### [Task goal]
Your task is to print every entry below exactly as given.

:: Excerpted records

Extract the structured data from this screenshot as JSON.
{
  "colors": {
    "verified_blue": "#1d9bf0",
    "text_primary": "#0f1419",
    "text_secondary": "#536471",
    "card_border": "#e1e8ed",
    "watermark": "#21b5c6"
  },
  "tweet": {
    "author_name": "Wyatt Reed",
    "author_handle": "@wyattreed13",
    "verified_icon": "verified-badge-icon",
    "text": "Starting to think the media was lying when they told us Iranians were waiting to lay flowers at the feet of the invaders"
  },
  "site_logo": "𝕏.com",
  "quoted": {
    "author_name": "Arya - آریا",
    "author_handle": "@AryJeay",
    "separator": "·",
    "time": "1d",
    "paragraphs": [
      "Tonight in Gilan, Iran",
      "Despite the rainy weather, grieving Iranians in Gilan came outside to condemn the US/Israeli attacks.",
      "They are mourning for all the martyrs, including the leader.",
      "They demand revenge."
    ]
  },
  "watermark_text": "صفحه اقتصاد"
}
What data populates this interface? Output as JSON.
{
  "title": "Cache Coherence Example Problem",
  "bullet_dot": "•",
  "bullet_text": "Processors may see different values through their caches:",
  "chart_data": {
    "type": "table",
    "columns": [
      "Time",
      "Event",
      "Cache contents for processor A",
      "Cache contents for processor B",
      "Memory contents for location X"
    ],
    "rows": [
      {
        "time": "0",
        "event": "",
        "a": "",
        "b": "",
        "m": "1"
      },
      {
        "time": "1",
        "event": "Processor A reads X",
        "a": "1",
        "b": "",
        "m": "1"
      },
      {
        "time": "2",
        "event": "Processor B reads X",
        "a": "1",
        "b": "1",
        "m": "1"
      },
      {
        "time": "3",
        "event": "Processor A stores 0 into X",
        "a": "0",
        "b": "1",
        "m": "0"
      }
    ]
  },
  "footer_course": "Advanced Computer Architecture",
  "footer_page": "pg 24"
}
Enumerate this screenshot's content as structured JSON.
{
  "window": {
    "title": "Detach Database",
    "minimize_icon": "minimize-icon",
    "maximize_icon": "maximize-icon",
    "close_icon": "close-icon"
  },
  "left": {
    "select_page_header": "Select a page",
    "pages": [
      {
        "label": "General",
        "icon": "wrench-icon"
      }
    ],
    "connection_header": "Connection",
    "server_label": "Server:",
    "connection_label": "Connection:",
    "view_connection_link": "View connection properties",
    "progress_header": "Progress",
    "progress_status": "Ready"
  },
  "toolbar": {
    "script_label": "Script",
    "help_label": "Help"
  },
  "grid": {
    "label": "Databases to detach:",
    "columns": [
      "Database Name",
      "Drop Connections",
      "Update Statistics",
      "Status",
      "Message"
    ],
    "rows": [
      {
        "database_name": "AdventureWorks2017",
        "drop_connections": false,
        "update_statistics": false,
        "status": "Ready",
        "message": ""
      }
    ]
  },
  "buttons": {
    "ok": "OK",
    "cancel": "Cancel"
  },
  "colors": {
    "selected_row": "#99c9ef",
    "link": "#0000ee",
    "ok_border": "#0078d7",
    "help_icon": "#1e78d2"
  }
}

::::

### [Reply to the exercise]
Extract the structured data from this screenshot as JSON.
{
  "colors": {
    "verified_blue": "#1d9bf0",
    "text_primary": "#0f1419",
    "text_secondary": "#536471",
    "card_border": "#e1e8ed",
    "watermark": "#21b5c6"
  },
  "tweet": {
    "author_name": "Wyatt Reed",
    "author_handle": "@wyattreed13",
    "verified_icon": "verified-badge-icon",
    "text": "Starting to think the media was lying when they told us Iranians were waiting to lay flowers at the feet of the invaders"
  },
  "site_logo": "𝕏.com",
  "quoted": {
    "author_name": "Arya - آریا",
    "author_handle": "@AryJeay",
    "separator": "·",
    "time": "1d",
    "paragraphs": [
      "Tonight in Gilan, Iran",
      "Despite the rainy weather, grieving Iranians in Gilan came outside to condemn the US/Israeli attacks.",
      "They are mourning for all the martyrs, including the leader.",
      "They demand revenge."
    ]
  },
  "watermark_text": "صفحه اقتصاد"
}
What data populates this interface? Output as JSON.
{
  "title": "Cache Coherence Example Problem",
  "bullet_dot": "•",
  "bullet_text": "Processors may see different values through their caches:",
  "chart_data": {
    "type": "table",
    "columns": [
      "Time",
      "Event",
      "Cache contents for processor A",
      "Cache contents for processor B",
      "Memory contents for location X"
    ],
    "rows": [
      {
        "time": "0",
        "event": "",
        "a": "",
        "b": "",
        "m": "1"
      },
      {
        "time": "1",
        "event": "Processor A reads X",
        "a": "1",
        "b": "",
        "m": "1"
      },
      {
        "time": "2",
        "event": "Processor B reads X",
        "a": "1",
        "b": "1",
        "m": "1"
      },
      {
        "time": "3",
        "event": "Processor A stores 0 into X",
        "a": "0",
        "b": "1",
        "m": "0"
      }
    ]
  },
  "footer_course": "Advanced Computer Architecture",
  "footer_page": "pg 24"
}
Enumerate this screenshot's content as structured JSON.
{
  "window": {
    "title": "Detach Database",
    "minimize_icon": "minimize-icon",
    "maximize_icon": "maximize-icon",
    "close_icon": "close-icon"
  },
  "left": {
    "select_page_header": "Select a page",
    "pages": [
      {
        "label": "General",
        "icon": "wrench-icon"
      }
    ],
    "connection_header": "Connection",
    "server_label": "Server:",
    "connection_label": "Connection:",
    "view_connection_link": "View connection properties",
    "progress_header": "Progress",
    "progress_status": "Ready"
  },
  "toolbar": {
    "script_label": "Script",
    "help_label": "Help"
  },
  "grid": {
    "label": "Databases to detach:",
    "columns": [
      "Database Name",
      "Drop Connections",
      "Update Statistics",
      "Status",
      "Message"
    ],
    "rows": [
      {
        "database_name": "AdventureWorks2017",
        "drop_connections": false,
        "update_statistics": false,
        "status": "Ready",
        "message": ""
      }
    ]
  },
  "buttons": {
    "ok": "OK",
    "cancel": "Cancel"
  },
  "colors": {
    "selected_row": "#99c9ef",
    "link": "#0000ee",
    "ok_border": "#0078d7",
    "help_icon": "#1e78d2"
  }
}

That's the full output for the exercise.